Do this:
Transcribe the records below exactly as they appear.
>> START Records for this task
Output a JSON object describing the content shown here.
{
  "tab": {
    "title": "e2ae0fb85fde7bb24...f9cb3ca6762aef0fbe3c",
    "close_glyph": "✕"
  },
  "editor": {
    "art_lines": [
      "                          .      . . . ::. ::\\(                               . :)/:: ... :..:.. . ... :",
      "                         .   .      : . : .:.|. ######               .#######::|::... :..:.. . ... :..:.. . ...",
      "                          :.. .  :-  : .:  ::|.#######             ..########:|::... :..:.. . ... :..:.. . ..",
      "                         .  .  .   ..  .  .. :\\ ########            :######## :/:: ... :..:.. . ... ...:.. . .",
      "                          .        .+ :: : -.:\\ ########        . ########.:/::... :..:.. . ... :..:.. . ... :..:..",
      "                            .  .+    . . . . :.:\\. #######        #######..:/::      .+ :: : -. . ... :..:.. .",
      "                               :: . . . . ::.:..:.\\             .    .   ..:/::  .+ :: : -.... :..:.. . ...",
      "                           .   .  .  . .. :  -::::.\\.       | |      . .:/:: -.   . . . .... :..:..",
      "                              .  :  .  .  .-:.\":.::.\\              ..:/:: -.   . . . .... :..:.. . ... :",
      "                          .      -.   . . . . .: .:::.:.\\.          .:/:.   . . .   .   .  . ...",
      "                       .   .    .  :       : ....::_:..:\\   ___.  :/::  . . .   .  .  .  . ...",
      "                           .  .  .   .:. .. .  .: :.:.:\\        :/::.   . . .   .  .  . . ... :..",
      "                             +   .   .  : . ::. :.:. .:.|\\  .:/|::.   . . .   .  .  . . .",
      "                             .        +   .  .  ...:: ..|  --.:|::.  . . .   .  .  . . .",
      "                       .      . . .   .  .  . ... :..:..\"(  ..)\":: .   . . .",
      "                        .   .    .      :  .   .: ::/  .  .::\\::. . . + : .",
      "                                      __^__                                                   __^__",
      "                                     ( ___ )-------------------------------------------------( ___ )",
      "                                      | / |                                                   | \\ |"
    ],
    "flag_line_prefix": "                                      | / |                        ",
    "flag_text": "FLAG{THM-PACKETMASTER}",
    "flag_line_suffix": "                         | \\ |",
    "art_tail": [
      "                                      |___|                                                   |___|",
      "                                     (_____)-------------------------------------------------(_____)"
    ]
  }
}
>> END Records for this task
Solution to the exercise:
Output a JSON object describing the content shown here.
{
  "tab": {
    "title": "e2ae0fb85fde7bb24...f9cb3ca6762aef0fbe3c",
    "close_glyph": "✕"
  },
  "editor": {
    "art_lines": [
      "                          .      . . . ::. ::\\(                               . :)/:: ... :..:.. . ... :",
      "                         .   .      : . : .:.|. ######               .#######::|::... :..:.. . ... :..:.. . ...",
      "                          :.. .  :-  : .:  ::|.#######             ..########:|::... :..:.. . ... :..:.. . ..",
      "                         .  .  .   ..  .  .. :\\ ########            :######## :/:: ... :..:.. . ... ...:.. . .",
      "                          .        .+ :: : -.:\\ ########        . ########.:/::... :..:.. . ... :..:.. . ... :..:..",
      "                            .  .+    . . . . :.:\\. #######        #######..:/::      .+ :: : -. . ... :..:.. .",
      "                               :: . . . . ::.:..:.\\             .    .   ..:/::  .+ :: : -.... :..:.. . ...",
      "                           .   .  .  . .. :  -::::.\\.       | |      . .:/:: -.   . . . .... :..:..",
      "                              .  :  .  .  .-:.\":.::.\\              ..:/:: -.   . . . .... :..:.. . ... :",
      "                          .      -.   . . . . .: .:::.:.\\.          .:/:.   . . .   .   .  . ...",
      "                       .   .    .  :       : ....::_:..:\\   ___.  :/::  . . .   .  .  .  . ...",
      "                           .  .  .   .:. .. .  .: :.:.:\\        :/::.   . . .   .  .  . . ... :..",
      "                             +   .   .  : . ::. :.:. .:.|\\  .:/|::.   . . .   .  .  . . .",
      "                             .        +   .  .  ...:: ..|  --.:|::.  . . .   .  .  . . .",
      "                       .      . . .   .  .  . ... :..:..\"(  ..)\":: .   . . .",
      "                        .   .    .      :  .   .: ::/  .  .::\\::. . . + : .",
      "                                      __^__                                                   __^__",
      "                                     ( ___ )-------------------------------------------------( ___ )",
      "                                      | / |                                                   | \\ |"
    ],
    "flag_line_prefix": "                                      | / |                        ",
    "flag_text": "FLAG{THM-PACKETMASTER}",
    "flag_line_suffix": "                         | \\ |",
    "art_tail": [
      "                                      |___|                                                   |___|",
      "                                     (_____)-------------------------------------------------(_____)"
    ]
  }
}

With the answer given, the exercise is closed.